### [PROBLEM]
In your copy, reproduce the entries exactly as they are, minus the images.

-- -- --

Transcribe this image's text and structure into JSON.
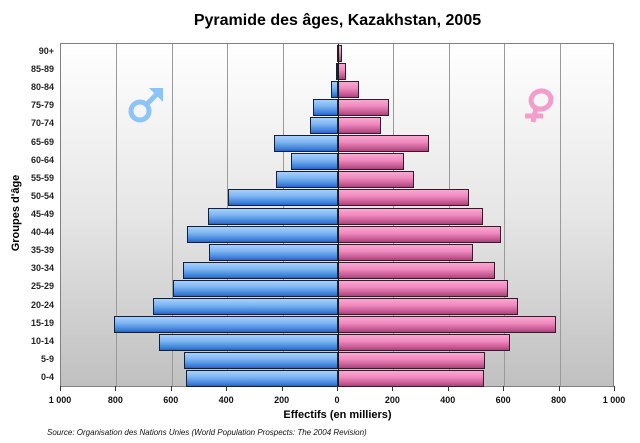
{
  "chart_data": {
    "type": "bar",
    "orientation": "horizontal",
    "title": "Pyramide des âges, Kazakhstan, 2005",
    "xlabel": "Effectifs (en milliers)",
    "ylabel": "Groupes d'âge",
    "xlim": [
      -1000,
      1000
    ],
    "xticks": [
      "1 000",
      "800",
      "600",
      "400",
      "200",
      "0",
      "200",
      "400",
      "600",
      "800",
      "1 000"
    ],
    "grid": true,
    "legend": [
      {
        "name": "Hommes",
        "symbol": "♂",
        "color": "#8cc4f8"
      },
      {
        "name": "Femmes",
        "symbol": "♀",
        "color": "#f49ccc"
      }
    ],
    "categories": [
      "90+",
      "85-89",
      "80-84",
      "75-79",
      "70-74",
      "65-69",
      "60-64",
      "55-59",
      "50-54",
      "45-49",
      "40-44",
      "35-39",
      "30-34",
      "25-29",
      "20-24",
      "15-19",
      "10-14",
      "5-9",
      "0-4"
    ],
    "series": [
      {
        "name": "Hommes",
        "color": "#4a8ae0",
        "values": [
          3,
          9,
          25,
          90,
          100,
          232,
          169,
          224,
          398,
          468,
          545,
          465,
          558,
          597,
          667,
          809,
          646,
          556,
          549
        ]
      },
      {
        "name": "Femmes",
        "color": "#e27fb4",
        "values": [
          15,
          30,
          75,
          185,
          155,
          330,
          237,
          274,
          474,
          524,
          590,
          487,
          566,
          613,
          649,
          786,
          620,
          532,
          527
        ]
      }
    ],
    "source": "Source: Organisation des Nations Unies (World Population Prospects: The 2004 Revision)"
  }
}
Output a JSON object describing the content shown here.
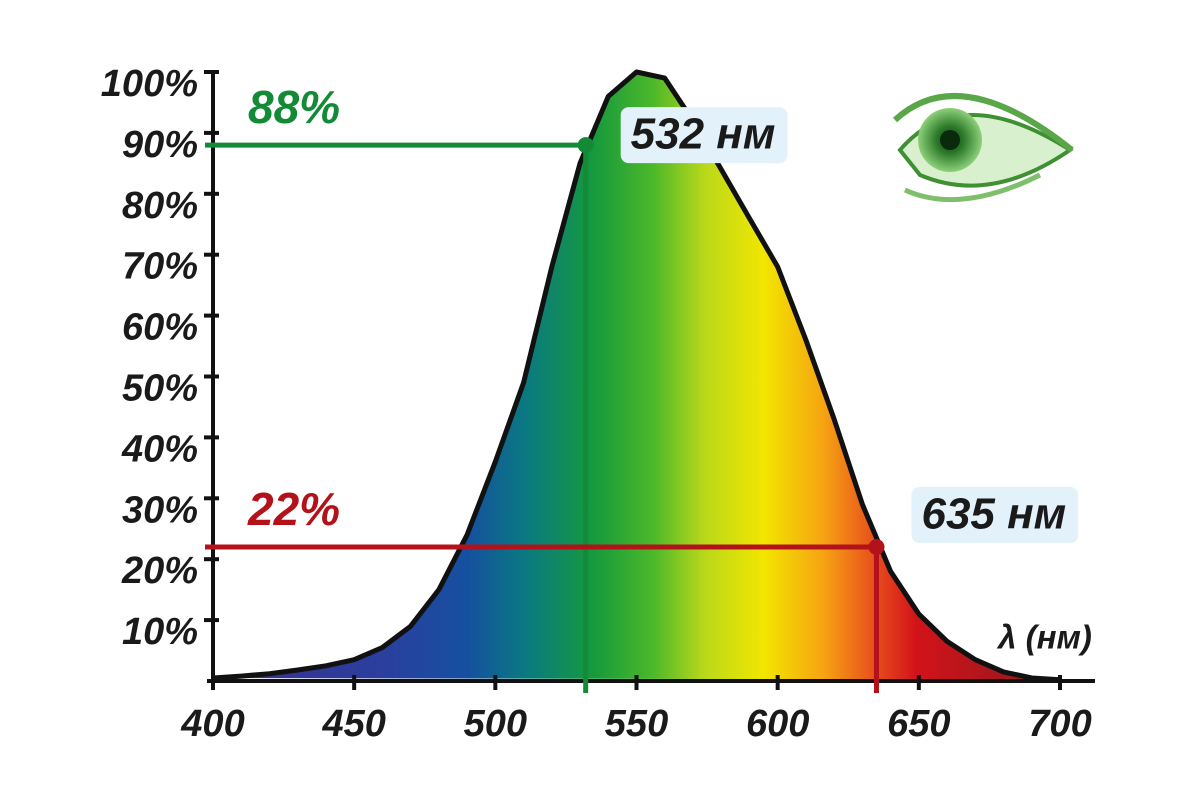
{
  "chart_data": {
    "type": "area",
    "x": [
      400,
      410,
      420,
      430,
      440,
      450,
      460,
      470,
      480,
      490,
      500,
      510,
      520,
      530,
      540,
      550,
      560,
      570,
      580,
      590,
      600,
      610,
      620,
      630,
      640,
      650,
      660,
      670,
      680,
      690,
      700
    ],
    "values": [
      0.5,
      0.8,
      1.2,
      1.8,
      2.5,
      3.5,
      5.5,
      9,
      15,
      24,
      36,
      49,
      68,
      85,
      96,
      100,
      99,
      92,
      84,
      76,
      68,
      56,
      43,
      29,
      18,
      11,
      6.5,
      3.5,
      1.5,
      0.5,
      0.2
    ],
    "xlim": [
      400,
      700
    ],
    "ylim": [
      0,
      100
    ],
    "xticks": [
      400,
      450,
      500,
      550,
      600,
      650,
      700
    ],
    "yticks": [
      {
        "value": 10,
        "label": "10%"
      },
      {
        "value": 20,
        "label": "20%"
      },
      {
        "value": 30,
        "label": "30%"
      },
      {
        "value": 40,
        "label": "40%"
      },
      {
        "value": 50,
        "label": "50%"
      },
      {
        "value": 60,
        "label": "60%"
      },
      {
        "value": 70,
        "label": "70%"
      },
      {
        "value": 80,
        "label": "80%"
      },
      {
        "value": 90,
        "label": "90%"
      },
      {
        "value": 100,
        "label": "100%"
      }
    ],
    "x_label": "λ (нм)",
    "line_color": "#111111",
    "highlights": [
      {
        "x": 532,
        "x_label": "532 нм",
        "y": 88,
        "y_label": "88%",
        "color": "#138a36"
      },
      {
        "x": 635,
        "x_label": "635 нм",
        "y": 22,
        "y_label": "22%",
        "color": "#b3121a"
      }
    ]
  }
}
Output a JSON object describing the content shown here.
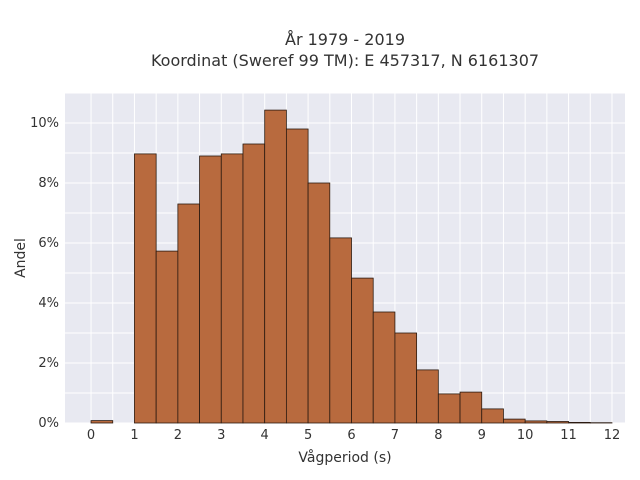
{
  "chart_data": {
    "type": "bar",
    "title": "År 1979 - 2019",
    "subtitle": "Koordinat (Sweref 99 TM): E 457317, N 6161307",
    "xlabel": "Vågperiod (s)",
    "ylabel": "Andel",
    "xlim": [
      -0.6,
      12.3
    ],
    "ylim": [
      0,
      11
    ],
    "x_ticks": [
      0,
      1,
      2,
      3,
      4,
      5,
      6,
      7,
      8,
      9,
      10,
      11,
      12
    ],
    "x_tick_labels": [
      "0",
      "1",
      "2",
      "3",
      "4",
      "5",
      "6",
      "7",
      "8",
      "9",
      "10",
      "11",
      "12"
    ],
    "y_ticks": [
      0,
      2,
      4,
      6,
      8,
      10
    ],
    "y_tick_labels": [
      "0%",
      "2%",
      "4%",
      "6%",
      "8%",
      "10%"
    ],
    "bin_width": 0.5,
    "bins": [
      {
        "start": 0.0,
        "value": 0.08
      },
      {
        "start": 0.5,
        "value": 0.0
      },
      {
        "start": 1.0,
        "value": 8.97
      },
      {
        "start": 1.5,
        "value": 5.73
      },
      {
        "start": 2.0,
        "value": 7.3
      },
      {
        "start": 2.5,
        "value": 8.9
      },
      {
        "start": 3.0,
        "value": 8.97
      },
      {
        "start": 3.5,
        "value": 9.3
      },
      {
        "start": 4.0,
        "value": 10.43
      },
      {
        "start": 4.5,
        "value": 9.8
      },
      {
        "start": 5.0,
        "value": 8.0
      },
      {
        "start": 5.5,
        "value": 6.17
      },
      {
        "start": 6.0,
        "value": 4.83
      },
      {
        "start": 6.5,
        "value": 3.7
      },
      {
        "start": 7.0,
        "value": 3.0
      },
      {
        "start": 7.5,
        "value": 1.77
      },
      {
        "start": 8.0,
        "value": 0.97
      },
      {
        "start": 8.5,
        "value": 1.03
      },
      {
        "start": 9.0,
        "value": 0.47
      },
      {
        "start": 9.5,
        "value": 0.13
      },
      {
        "start": 10.0,
        "value": 0.07
      },
      {
        "start": 10.5,
        "value": 0.05
      },
      {
        "start": 11.0,
        "value": 0.02
      },
      {
        "start": 11.5,
        "value": 0.01
      }
    ],
    "grid": true,
    "colors": {
      "bar_fill": "#b86a3e",
      "bar_stroke": "#2b1a10",
      "plot_background": "#e8e9f1",
      "grid": "#ffffff"
    }
  }
}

-- -- --

### [ANSWER BELOW]
Transcribe this image's text and structure into JSON.
{
  "chart_data": {
    "type": "bar",
    "orientation": "horizontal",
    "title": "Pyramide des âges, Kazakhstan, 2005",
    "xlabel": "Effectifs (en milliers)",
    "ylabel": "Groupes d'âge",
    "xlim": [
      -1000,
      1000
    ],
    "xticks": [
      "1 000",
      "800",
      "600",
      "400",
      "200",
      "0",
      "200",
      "400",
      "600",
      "800",
      "1 000"
    ],
    "grid": true,
    "legend": [
      {
        "name": "Hommes",
        "symbol": "♂",
        "color": "#8cc4f8"
      },
      {
        "name": "Femmes",
        "symbol": "♀",
        "color": "#f49ccc"
      }
    ],
    "categories": [
      "90+",
      "85-89",
      "80-84",
      "75-79",
      "70-74",
      "65-69",
      "60-64",
      "55-59",
      "50-54",
      "45-49",
      "40-44",
      "35-39",
      "30-34",
      "25-29",
      "20-24",
      "15-19",
      "10-14",
      "5-9",
      "0-4"
    ],
    "series": [
      {
        "name": "Hommes",
        "color": "#4a8ae0",
        "values": [
          3,
          9,
          25,
          90,
          100,
          232,
          169,
          224,
          398,
          468,
          545,
          465,
          558,
          597,
          667,
          809,
          646,
          556,
          549
        ]
      },
      {
        "name": "Femmes",
        "color": "#e27fb4",
        "values": [
          15,
          30,
          75,
          185,
          155,
          330,
          237,
          274,
          474,
          524,
          590,
          487,
          566,
          613,
          649,
          786,
          620,
          532,
          527
        ]
      }
    ],
    "source": "Source: Organisation des Nations Unies (World Population Prospects: The 2004 Revision)"
  }
}
Output a JSON object describing the content shown here.
{
  "chart_data": {
    "type": "area",
    "x": [
      400,
      410,
      420,
      430,
      440,
      450,
      460,
      470,
      480,
      490,
      500,
      510,
      520,
      530,
      540,
      550,
      560,
      570,
      580,
      590,
      600,
      610,
      620,
      630,
      640,
      650,
      660,
      670,
      680,
      690,
      700
    ],
    "values": [
      0.5,
      0.8,
      1.2,
      1.8,
      2.5,
      3.5,
      5.5,
      9,
      15,
      24,
      36,
      49,
      68,
      85,
      96,
      100,
      99,
      92,
      84,
      76,
      68,
      56,
      43,
      29,
      18,
      11,
      6.5,
      3.5,
      1.5,
      0.5,
      0.2
    ],
    "xlim": [
      400,
      700
    ],
    "ylim": [
      0,
      100
    ],
    "xticks": [
      400,
      450,
      500,
      550,
      600,
      650,
      700
    ],
    "yticks": [
      {
        "value": 10,
        "label": "10%"
      },
      {
        "value": 20,
        "label": "20%"
      },
      {
        "value": 30,
        "label": "30%"
      },
      {
        "value": 40,
        "label": "40%"
      },
      {
        "value": 50,
        "label": "50%"
      },
      {
        "value": 60,
        "label": "60%"
      },
      {
        "value": 70,
        "label": "70%"
      },
      {
        "value": 80,
        "label": "80%"
      },
      {
        "value": 90,
        "label": "90%"
      },
      {
        "value": 100,
        "label": "100%"
      }
    ],
    "x_label": "λ (нм)",
    "line_color": "#111111",
    "highlights": [
      {
        "x": 532,
        "x_label": "532 нм",
        "y": 88,
        "y_label": "88%",
        "color": "#138a36"
      },
      {
        "x": 635,
        "x_label": "635 нм",
        "y": 22,
        "y_label": "22%",
        "color": "#b3121a"
      }
    ]
  }
}
Output a JSON object describing the content shown here.
{
  "chart_data": {
    "type": "bar",
    "title": "År 1979 - 2019",
    "subtitle": "Koordinat (Sweref 99 TM): E 457317, N 6161307",
    "xlabel": "Vågperiod (s)",
    "ylabel": "Andel",
    "xlim": [
      -0.6,
      12.3
    ],
    "ylim": [
      0,
      11
    ],
    "x_ticks": [
      0,
      1,
      2,
      3,
      4,
      5,
      6,
      7,
      8,
      9,
      10,
      11,
      12
    ],
    "x_tick_labels": [
      "0",
      "1",
      "2",
      "3",
      "4",
      "5",
      "6",
      "7",
      "8",
      "9",
      "10",
      "11",
      "12"
    ],
    "y_ticks": [
      0,
      2,
      4,
      6,
      8,
      10
    ],
    "y_tick_labels": [
      "0%",
      "2%",
      "4%",
      "6%",
      "8%",
      "10%"
    ],
    "bin_width": 0.5,
    "bins": [
      {
        "start": 0.0,
        "value": 0.08
      },
      {
        "start": 0.5,
        "value": 0.0
      },
      {
        "start": 1.0,
        "value": 8.97
      },
      {
        "start": 1.5,
        "value": 5.73
      },
      {
        "start": 2.0,
        "value": 7.3
      },
      {
        "start": 2.5,
        "value": 8.9
      },
      {
        "start": 3.0,
        "value": 8.97
      },
      {
        "start": 3.5,
        "value": 9.3
      },
      {
        "start": 4.0,
        "value": 10.43
      },
      {
        "start": 4.5,
        "value": 9.8
      },
      {
        "start": 5.0,
        "value": 8.0
      },
      {
        "start": 5.5,
        "value": 6.17
      },
      {
        "start": 6.0,
        "value": 4.83
      },
      {
        "start": 6.5,
        "value": 3.7
      },
      {
        "start": 7.0,
        "value": 3.0
      },
      {
        "start": 7.5,
        "value": 1.77
      },
      {
        "start": 8.0,
        "value": 0.97
      },
      {
        "start": 8.5,
        "value": 1.03
      },
      {
        "start": 9.0,
        "value": 0.47
      },
      {
        "start": 9.5,
        "value": 0.13
      },
      {
        "start": 10.0,
        "value": 0.07
      },
      {
        "start": 10.5,
        "value": 0.05
      },
      {
        "start": 11.0,
        "value": 0.02
      },
      {
        "start": 11.5,
        "value": 0.01
      }
    ],
    "grid": true,
    "colors": {
      "bar_fill": "#b86a3e",
      "bar_stroke": "#2b1a10",
      "plot_background": "#e8e9f1",
      "grid": "#ffffff"
    }
  }
}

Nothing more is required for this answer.